▶ Given records
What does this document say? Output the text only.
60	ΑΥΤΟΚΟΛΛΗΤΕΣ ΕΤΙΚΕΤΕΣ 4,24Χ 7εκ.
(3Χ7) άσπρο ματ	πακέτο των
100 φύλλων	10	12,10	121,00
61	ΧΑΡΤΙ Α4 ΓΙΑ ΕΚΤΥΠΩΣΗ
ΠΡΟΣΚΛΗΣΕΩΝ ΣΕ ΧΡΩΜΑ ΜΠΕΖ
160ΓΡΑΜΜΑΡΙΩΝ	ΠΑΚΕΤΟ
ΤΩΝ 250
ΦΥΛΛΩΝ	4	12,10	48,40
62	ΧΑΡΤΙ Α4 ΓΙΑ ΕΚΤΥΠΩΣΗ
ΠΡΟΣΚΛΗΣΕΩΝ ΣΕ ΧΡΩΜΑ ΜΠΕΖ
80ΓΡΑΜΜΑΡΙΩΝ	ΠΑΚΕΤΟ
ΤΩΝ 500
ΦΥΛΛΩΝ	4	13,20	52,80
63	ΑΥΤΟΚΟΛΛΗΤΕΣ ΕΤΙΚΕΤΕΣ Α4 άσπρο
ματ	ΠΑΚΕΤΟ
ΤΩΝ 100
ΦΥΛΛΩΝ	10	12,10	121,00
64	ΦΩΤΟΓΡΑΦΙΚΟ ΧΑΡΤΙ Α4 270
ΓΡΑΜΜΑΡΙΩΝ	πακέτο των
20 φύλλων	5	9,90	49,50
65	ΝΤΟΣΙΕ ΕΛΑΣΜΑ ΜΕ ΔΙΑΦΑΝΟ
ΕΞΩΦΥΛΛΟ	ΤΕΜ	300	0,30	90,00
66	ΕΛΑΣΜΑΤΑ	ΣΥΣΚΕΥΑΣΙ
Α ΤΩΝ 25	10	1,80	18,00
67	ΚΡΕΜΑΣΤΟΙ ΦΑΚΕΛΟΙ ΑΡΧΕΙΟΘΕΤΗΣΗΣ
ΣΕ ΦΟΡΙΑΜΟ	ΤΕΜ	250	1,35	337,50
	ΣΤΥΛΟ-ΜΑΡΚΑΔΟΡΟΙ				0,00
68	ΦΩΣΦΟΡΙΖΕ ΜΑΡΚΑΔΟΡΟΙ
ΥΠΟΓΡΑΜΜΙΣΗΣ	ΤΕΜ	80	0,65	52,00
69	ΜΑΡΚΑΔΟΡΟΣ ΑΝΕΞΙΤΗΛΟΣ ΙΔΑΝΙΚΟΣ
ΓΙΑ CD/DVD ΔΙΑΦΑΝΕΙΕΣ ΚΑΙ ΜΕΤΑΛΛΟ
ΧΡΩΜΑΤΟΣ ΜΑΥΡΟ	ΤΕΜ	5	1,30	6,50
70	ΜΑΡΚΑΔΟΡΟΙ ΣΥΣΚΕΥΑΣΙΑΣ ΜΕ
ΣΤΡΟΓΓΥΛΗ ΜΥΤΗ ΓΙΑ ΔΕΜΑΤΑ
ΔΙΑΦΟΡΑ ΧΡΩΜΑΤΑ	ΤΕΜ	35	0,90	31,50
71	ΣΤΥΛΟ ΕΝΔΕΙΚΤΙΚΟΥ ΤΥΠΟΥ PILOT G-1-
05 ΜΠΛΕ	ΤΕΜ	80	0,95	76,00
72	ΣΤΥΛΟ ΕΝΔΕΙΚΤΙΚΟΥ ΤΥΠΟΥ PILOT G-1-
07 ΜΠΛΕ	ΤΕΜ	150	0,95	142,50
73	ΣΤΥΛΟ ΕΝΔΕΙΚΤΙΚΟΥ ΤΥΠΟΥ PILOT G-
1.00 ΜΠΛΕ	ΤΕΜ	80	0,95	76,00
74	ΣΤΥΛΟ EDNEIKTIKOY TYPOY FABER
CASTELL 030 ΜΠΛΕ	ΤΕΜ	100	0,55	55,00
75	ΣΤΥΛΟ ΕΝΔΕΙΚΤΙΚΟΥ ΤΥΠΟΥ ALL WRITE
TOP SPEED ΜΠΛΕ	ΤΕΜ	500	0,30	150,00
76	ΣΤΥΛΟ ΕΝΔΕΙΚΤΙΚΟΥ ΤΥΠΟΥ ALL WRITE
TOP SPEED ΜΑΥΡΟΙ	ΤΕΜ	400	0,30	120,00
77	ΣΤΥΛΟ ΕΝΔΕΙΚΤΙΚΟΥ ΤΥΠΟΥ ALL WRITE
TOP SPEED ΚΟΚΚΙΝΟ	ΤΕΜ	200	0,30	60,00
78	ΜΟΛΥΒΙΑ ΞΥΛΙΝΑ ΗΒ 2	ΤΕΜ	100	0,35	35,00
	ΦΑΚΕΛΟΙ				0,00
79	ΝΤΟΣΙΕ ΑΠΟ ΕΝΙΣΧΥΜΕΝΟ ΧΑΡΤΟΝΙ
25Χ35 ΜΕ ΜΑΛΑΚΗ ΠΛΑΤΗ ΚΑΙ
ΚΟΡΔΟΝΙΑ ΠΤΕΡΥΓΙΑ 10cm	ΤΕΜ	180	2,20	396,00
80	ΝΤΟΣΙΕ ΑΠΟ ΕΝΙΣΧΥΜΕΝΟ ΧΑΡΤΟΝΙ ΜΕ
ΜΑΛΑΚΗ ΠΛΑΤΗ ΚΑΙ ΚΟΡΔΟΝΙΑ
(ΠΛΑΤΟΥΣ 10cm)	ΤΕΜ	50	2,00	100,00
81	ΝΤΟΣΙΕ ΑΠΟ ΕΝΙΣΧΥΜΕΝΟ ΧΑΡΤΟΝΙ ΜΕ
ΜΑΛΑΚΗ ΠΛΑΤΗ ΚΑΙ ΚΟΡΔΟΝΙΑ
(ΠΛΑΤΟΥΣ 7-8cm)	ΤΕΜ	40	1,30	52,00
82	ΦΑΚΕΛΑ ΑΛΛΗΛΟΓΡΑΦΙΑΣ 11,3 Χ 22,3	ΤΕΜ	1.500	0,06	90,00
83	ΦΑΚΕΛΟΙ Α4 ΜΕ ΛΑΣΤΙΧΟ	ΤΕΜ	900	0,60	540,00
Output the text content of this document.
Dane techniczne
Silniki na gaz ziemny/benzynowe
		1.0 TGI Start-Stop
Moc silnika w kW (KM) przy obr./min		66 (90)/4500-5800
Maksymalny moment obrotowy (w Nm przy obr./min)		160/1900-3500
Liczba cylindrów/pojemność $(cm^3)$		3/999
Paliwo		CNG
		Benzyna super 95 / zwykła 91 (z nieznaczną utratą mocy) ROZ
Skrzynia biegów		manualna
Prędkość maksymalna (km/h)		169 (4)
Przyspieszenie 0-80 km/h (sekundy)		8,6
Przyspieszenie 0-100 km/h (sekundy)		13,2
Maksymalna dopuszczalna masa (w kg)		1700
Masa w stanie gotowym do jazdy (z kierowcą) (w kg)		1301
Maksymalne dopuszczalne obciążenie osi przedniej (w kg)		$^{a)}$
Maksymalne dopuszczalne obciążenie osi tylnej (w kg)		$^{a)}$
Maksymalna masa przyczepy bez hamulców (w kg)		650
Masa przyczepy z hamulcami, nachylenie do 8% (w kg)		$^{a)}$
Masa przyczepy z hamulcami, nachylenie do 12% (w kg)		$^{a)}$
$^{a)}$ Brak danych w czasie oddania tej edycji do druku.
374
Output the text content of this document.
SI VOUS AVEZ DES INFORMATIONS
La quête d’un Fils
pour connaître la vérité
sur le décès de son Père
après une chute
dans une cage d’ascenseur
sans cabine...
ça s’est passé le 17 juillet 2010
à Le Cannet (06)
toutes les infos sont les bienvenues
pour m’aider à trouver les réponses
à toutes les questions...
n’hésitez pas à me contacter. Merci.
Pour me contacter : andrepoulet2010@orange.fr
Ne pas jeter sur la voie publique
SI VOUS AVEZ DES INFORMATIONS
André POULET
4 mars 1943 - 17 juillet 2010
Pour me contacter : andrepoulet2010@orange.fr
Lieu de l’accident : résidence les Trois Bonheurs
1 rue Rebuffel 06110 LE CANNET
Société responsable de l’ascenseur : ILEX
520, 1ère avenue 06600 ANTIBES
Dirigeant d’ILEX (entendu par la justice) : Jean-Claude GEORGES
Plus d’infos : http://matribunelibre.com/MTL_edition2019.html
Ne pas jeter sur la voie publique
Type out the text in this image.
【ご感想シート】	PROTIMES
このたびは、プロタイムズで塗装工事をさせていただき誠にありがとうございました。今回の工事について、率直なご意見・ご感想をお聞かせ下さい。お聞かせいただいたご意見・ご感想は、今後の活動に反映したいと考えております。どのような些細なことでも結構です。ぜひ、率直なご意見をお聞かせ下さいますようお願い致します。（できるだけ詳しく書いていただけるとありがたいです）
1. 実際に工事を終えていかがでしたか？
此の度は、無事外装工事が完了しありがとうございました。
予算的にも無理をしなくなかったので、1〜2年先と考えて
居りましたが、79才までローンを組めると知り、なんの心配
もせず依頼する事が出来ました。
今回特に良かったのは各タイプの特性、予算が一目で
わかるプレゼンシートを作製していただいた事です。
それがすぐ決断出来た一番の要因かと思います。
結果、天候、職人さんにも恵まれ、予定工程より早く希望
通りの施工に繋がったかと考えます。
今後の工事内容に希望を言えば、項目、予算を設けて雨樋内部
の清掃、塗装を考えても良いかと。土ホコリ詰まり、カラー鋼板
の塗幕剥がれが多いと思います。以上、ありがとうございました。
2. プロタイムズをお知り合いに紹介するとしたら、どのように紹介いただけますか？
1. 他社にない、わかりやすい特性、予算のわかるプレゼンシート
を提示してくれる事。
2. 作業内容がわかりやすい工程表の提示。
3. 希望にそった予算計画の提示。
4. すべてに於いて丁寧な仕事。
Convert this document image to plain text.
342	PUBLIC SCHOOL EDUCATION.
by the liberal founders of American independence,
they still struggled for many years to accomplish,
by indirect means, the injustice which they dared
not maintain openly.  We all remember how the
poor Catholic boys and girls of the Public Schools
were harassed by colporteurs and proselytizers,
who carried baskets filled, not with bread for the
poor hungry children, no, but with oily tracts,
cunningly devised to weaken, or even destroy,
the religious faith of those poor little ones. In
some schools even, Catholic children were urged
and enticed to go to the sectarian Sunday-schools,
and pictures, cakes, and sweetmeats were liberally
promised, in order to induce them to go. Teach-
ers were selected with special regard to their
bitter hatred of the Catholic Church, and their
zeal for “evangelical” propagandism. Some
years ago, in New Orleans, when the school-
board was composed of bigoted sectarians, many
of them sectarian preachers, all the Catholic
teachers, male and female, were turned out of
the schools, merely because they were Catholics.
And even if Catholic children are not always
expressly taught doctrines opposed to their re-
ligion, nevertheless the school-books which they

▶ What the task requires
Locate each line containing the string "ascenseur" and show it.

▶ Response to this exercise
dans une cage d’ascenseur
Société responsable de l’ascenseur : ILEX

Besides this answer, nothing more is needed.